Fantasia pose une patte dans les bas-fonds de Londres...

Comme Penelope Green, Fantasia a fait sa curieuse et a voulu poser plein de questions à Béatrice Bottet. Sans hésiter, la généreuse auteure lui a dévoilé les coulisses de sa série :

Fantasia : Penelope Green, un Sherlock Holmes en jupons ?

Béatrice Bottet : Je ne vois pas vraiment Penelope en Sherlock. Son travail, ce n’est pas l’enquête policière, mais l’écriture, le journalisme, et si elle se retrouve embringuée dans des péripéties et des aventures, c’est (ou ce sera) plutôt malgré elle. Je l’aurais bien vue plutôt en Tintin, toutes proportions gardées, mais à mon goût, on ne voit pas assez Tintin dans son travail de journaliste. Pour moi Penelope écrit, elle aura des obligations vis-à-vis de son rédacteur en chef, des papiers à rendre avant que les rotatives ne démarrent, vite, vite, des urgences. Elle aura des initiatives à prendre aussi, pas toujours prévues par le « Guide du Bon Journaliste Prudent, Efficace et Toujours dans les Délais ».

Et puis elle est beaucoup plus candide que Sherlock Holmes, qui est un enquêteur aguerri, qui sait se battre, se déguiser, déduire à partir de faibles indices, et est payé pour cela par ses clients. Chacun son métier, au fond. De plus, ce qu’elle voit ou expérimente se fait non seulement à travers le filtre de sa candeur ou de sa jeunesse, mais aussi en tant que femme. La condition de la femme en Angleterre est non seulement ce qu’elle est dans une grande partie du monde (la femme est « naturellement » inférieure à l’homme), mais le corsetage est majoré par la vision très anti-féministe de la reine Victoria, d’une moralité bornée et bigote, tout dans les « bonnes manières » et « ce qui se fait ou ne se fait pas ». La reine, jouant en quelque sorte contre son propre camp, déteste et méprise les manifestations d’indépendance des femmes.

Penelope, fille de son époque et de son milieu malgré l’éducation dont elle a bénéficié, du fait que son père l’a formée et utilisée comme documentaliste, n’est pas franchement féministe. Ce sont ses enquêtes, ses articles qui vont peu à peu lui ouvrir les yeux sur les bizarreries dont les femmes sont l’objet à son époque, bizarreries qui prennent forcément la forme d’inégalités de traitement.

 F : Penelope fait un peu penser à Enola Holmes de Nancy Springer. Que pensez-vous de la série ?

BB : Je n’ai jamais lu les aventures d’Enola Holmes. Je suis néanmoins allée voir sur internet ce dont il retourne. Je n’ai pas eu l’impression que les deux héroïnes se ressemblaient vraiment. J’ai eu l’impression qu’Enola est plus jeune que Penelope, et plus enquêtrice dans l’âme. En revanche, elles auraient en commun cet attrait pour l’indépendance et la liberté, si difficiles à mettre en œuvre quand on est une femme à l’époque victorienne. Attendons donc un peu que j’en aie lu deux ou trois tomes avant de pouvoir répondre avec des arguments étayés !

● ● ● ● ● ● ●

__Ensemble de tâches__
(1) Énumérez toutes les choses que, selon l'entretien, Sherlock Holmes sait faire.
(2) Transcrivez fidèlement le passage de l'entretien qui va de « Penelope, fille de » jusqu'à « d’inégalités de traitement. ».
Les items qui suivent constituent un matériau indépendant de l'entretien.

[Un bloc de données]
● ● ● ● ● ● ●

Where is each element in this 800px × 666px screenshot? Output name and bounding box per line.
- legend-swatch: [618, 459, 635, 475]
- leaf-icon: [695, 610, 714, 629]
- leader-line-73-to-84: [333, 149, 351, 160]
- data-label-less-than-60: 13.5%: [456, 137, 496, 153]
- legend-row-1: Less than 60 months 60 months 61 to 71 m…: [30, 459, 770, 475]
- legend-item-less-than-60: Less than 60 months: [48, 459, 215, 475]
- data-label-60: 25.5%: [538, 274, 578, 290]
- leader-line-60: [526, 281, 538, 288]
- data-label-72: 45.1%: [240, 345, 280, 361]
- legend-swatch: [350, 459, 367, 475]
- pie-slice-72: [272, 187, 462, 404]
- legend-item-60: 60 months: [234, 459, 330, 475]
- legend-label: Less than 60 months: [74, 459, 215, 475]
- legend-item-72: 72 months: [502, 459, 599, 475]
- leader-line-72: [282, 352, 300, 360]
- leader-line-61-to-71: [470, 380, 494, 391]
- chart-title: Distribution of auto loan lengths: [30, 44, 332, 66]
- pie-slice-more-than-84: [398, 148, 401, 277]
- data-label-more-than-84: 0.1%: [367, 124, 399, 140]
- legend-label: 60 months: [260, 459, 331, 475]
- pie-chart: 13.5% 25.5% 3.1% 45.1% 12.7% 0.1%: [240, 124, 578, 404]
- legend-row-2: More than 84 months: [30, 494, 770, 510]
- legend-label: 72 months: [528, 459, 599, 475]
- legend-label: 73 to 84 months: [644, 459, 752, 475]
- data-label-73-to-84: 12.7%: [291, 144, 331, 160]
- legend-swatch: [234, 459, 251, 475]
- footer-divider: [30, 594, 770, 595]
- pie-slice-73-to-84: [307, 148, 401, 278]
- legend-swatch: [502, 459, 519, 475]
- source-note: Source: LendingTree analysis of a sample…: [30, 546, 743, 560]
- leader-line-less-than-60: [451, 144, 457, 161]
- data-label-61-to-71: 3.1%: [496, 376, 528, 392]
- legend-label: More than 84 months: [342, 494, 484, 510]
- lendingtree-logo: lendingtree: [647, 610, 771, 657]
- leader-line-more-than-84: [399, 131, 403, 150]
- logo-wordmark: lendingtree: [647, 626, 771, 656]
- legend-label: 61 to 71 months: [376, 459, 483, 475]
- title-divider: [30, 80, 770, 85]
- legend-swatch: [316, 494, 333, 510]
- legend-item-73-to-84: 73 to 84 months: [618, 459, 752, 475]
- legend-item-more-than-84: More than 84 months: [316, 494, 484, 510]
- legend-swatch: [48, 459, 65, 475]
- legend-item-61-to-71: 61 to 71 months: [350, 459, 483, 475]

● ● ● ● ● ● ●

__Solutions par tâche__
(1)
- se battre
- se déguiser
- déduire à partir de faibles indices

(2)
Penelope, fille de son époque et de son milieu malgré l’éducation dont elle a bénéficié, du fait que son père l’a formée et utilisée comme documentaliste, n’est pas franchement féministe. Ce sont ses enquêtes, ses articles qui vont peu à peu lui ouvrir les yeux sur les bizarreries dont les femmes sont l’objet à son époque, bizarreries qui prennent forcément la forme d’inégalités de traitement.